--- begin Dataset content ---

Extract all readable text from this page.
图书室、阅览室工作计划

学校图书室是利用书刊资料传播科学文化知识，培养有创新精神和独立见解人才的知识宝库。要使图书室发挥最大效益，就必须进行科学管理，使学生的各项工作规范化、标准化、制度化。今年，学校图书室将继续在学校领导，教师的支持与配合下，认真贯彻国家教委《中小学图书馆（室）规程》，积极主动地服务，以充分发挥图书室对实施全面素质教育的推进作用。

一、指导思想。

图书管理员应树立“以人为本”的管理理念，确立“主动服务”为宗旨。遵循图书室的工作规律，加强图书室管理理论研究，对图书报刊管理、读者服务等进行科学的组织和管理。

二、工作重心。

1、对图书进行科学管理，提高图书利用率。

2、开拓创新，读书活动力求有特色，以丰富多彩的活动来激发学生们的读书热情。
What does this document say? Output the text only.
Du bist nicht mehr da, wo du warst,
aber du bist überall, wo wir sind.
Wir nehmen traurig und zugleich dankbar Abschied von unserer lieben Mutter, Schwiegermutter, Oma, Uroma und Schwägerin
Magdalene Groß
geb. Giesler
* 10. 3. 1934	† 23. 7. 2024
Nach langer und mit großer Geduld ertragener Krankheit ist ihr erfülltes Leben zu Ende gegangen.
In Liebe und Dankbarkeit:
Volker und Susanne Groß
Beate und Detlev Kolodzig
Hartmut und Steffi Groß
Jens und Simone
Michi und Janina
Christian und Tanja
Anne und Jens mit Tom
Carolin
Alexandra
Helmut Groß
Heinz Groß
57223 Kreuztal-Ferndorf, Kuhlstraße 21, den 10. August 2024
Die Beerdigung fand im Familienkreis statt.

--- end Dataset content ---

Request | Everything from the line containing "What does this" to the last line of the entries above should be quoted exactly, and only that.

The result |
What does this document say? Output the text only.
Du bist nicht mehr da, wo du warst,
aber du bist überall, wo wir sind.
Wir nehmen traurig und zugleich dankbar Abschied von unserer lieben Mutter, Schwiegermutter, Oma, Uroma und Schwägerin
Magdalene Groß
geb. Giesler
* 10. 3. 1934	† 23. 7. 2024
Nach langer und mit großer Geduld ertragener Krankheit ist ihr erfülltes Leben zu Ende gegangen.
In Liebe und Dankbarkeit:
Volker und Susanne Groß
Beate und Detlev Kolodzig
Hartmut und Steffi Groß
Jens und Simone
Michi und Janina
Christian und Tanja
Anne und Jens mit Tom
Carolin
Alexandra
Helmut Groß
Heinz Groß
57223 Kreuztal-Ferndorf, Kuhlstraße 21, den 10. August 2024
Die Beerdigung fand im Familienkreis statt.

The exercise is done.